Copy the records verbatim from the start through the line that contains "network-icon[interactable]: ⌸ bbox=[1186, 699, 1192, 710]", including that line.

** START OF Information given **

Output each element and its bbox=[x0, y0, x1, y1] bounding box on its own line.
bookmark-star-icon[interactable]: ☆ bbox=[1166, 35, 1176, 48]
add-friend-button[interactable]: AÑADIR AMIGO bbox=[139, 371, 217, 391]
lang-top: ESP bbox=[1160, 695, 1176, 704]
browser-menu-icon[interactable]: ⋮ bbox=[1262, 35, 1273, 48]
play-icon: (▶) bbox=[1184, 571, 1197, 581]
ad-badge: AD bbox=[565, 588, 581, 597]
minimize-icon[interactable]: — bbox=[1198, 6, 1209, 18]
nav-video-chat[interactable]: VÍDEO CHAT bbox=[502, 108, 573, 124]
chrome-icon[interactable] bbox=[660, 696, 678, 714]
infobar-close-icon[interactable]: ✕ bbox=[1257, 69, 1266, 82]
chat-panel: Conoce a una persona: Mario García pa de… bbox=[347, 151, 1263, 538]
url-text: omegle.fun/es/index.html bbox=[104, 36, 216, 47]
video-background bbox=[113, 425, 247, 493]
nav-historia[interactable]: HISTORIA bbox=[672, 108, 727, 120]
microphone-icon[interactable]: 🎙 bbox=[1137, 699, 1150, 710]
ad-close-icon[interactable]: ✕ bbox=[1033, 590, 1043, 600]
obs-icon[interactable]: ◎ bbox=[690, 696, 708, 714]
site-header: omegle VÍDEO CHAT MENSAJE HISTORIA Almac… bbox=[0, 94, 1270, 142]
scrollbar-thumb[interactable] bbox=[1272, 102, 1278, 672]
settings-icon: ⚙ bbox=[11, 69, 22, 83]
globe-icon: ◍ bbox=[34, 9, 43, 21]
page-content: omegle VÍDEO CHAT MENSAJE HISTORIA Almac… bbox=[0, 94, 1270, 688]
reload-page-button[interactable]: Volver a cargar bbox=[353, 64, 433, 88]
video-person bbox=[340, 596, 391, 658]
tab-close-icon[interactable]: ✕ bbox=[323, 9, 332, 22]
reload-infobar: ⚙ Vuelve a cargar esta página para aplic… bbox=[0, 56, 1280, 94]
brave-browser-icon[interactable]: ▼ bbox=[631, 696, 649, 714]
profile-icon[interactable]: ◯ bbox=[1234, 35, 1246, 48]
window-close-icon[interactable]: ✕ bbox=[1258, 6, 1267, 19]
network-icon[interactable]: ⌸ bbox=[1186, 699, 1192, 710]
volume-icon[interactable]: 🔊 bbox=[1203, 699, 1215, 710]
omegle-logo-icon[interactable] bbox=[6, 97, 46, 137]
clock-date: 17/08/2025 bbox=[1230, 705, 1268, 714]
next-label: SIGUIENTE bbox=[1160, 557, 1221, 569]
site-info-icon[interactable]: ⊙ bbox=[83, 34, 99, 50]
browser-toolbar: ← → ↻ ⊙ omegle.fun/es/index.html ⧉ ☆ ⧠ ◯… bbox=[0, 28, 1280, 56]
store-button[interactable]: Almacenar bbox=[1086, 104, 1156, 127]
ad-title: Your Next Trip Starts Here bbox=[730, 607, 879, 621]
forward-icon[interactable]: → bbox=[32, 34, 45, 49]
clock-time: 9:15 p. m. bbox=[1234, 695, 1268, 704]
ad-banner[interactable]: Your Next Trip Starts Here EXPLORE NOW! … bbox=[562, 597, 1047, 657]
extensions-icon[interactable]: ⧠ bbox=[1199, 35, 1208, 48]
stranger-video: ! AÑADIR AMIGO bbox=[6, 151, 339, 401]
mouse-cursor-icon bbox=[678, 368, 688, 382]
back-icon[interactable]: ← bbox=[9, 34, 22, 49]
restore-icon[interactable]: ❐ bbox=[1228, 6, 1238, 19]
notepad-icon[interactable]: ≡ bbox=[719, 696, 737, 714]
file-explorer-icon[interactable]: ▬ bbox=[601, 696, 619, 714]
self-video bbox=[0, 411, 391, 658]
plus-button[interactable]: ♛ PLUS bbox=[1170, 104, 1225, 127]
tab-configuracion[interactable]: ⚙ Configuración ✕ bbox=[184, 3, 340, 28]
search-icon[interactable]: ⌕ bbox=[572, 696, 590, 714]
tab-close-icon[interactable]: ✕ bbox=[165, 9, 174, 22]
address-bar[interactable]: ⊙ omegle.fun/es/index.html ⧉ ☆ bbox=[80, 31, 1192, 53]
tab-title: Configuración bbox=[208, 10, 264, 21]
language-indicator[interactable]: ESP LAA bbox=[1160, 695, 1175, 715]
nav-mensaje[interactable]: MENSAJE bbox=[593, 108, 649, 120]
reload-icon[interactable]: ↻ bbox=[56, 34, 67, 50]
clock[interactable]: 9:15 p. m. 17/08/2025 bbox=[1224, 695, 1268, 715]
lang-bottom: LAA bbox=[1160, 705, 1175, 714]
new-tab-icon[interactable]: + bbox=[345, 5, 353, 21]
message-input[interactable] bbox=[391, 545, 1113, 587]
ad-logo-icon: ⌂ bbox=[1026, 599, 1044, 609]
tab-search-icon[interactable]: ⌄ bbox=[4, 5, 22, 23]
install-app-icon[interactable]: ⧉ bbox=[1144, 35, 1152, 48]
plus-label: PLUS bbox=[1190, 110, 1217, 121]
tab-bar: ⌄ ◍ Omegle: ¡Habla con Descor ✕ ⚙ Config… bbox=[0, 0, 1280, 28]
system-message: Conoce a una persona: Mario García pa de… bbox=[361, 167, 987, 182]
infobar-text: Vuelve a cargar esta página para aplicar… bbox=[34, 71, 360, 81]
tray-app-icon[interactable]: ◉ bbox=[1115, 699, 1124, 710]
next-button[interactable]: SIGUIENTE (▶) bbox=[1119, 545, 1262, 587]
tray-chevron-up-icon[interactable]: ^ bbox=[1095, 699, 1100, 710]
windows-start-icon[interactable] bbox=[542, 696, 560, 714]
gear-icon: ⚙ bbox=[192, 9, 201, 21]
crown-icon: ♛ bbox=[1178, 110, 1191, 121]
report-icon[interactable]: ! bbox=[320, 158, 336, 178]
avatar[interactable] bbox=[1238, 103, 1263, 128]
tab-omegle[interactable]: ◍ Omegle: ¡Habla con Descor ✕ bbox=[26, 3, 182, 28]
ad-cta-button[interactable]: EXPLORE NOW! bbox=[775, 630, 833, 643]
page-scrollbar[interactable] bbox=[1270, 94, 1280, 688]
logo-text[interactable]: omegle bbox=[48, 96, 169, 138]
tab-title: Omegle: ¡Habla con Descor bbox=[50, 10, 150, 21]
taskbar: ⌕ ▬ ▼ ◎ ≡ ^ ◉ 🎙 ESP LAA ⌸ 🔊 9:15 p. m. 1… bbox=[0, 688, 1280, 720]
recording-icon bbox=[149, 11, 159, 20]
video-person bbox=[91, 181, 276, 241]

** END OF Information given **

### The response
Output each element and its bbox=[x0, y0, x1, y1] bounding box on its own line.
bookmark-star-icon[interactable]: ☆ bbox=[1166, 35, 1176, 48]
add-friend-button[interactable]: AÑADIR AMIGO bbox=[139, 371, 217, 391]
lang-top: ESP bbox=[1160, 695, 1176, 704]
browser-menu-icon[interactable]: ⋮ bbox=[1262, 35, 1273, 48]
play-icon: (▶) bbox=[1184, 571, 1197, 581]
ad-badge: AD bbox=[565, 588, 581, 597]
minimize-icon[interactable]: — bbox=[1198, 6, 1209, 18]
nav-video-chat[interactable]: VÍDEO CHAT bbox=[502, 108, 573, 124]
chrome-icon[interactable] bbox=[660, 696, 678, 714]
infobar-close-icon[interactable]: ✕ bbox=[1257, 69, 1266, 82]
chat-panel: Conoce a una persona: Mario García pa de… bbox=[347, 151, 1263, 538]
url-text: omegle.fun/es/index.html bbox=[104, 36, 216, 47]
video-background bbox=[113, 425, 247, 493]
nav-historia[interactable]: HISTORIA bbox=[672, 108, 727, 120]
microphone-icon[interactable]: 🎙 bbox=[1137, 699, 1150, 710]
ad-close-icon[interactable]: ✕ bbox=[1033, 590, 1043, 600]
obs-icon[interactable]: ◎ bbox=[690, 696, 708, 714]
site-header: omegle VÍDEO CHAT MENSAJE HISTORIA Almac… bbox=[0, 94, 1270, 142]
scrollbar-thumb[interactable] bbox=[1272, 102, 1278, 672]
settings-icon: ⚙ bbox=[11, 69, 22, 83]
globe-icon: ◍ bbox=[34, 9, 43, 21]
page-content: omegle VÍDEO CHAT MENSAJE HISTORIA Almac… bbox=[0, 94, 1270, 688]
reload-page-button[interactable]: Volver a cargar bbox=[353, 64, 433, 88]
video-person bbox=[340, 596, 391, 658]
tab-close-icon[interactable]: ✕ bbox=[323, 9, 332, 22]
reload-infobar: ⚙ Vuelve a cargar esta página para aplic… bbox=[0, 56, 1280, 94]
brave-browser-icon[interactable]: ▼ bbox=[631, 696, 649, 714]
profile-icon[interactable]: ◯ bbox=[1234, 35, 1246, 48]
window-close-icon[interactable]: ✕ bbox=[1258, 6, 1267, 19]
network-icon[interactable]: ⌸ bbox=[1186, 699, 1192, 710]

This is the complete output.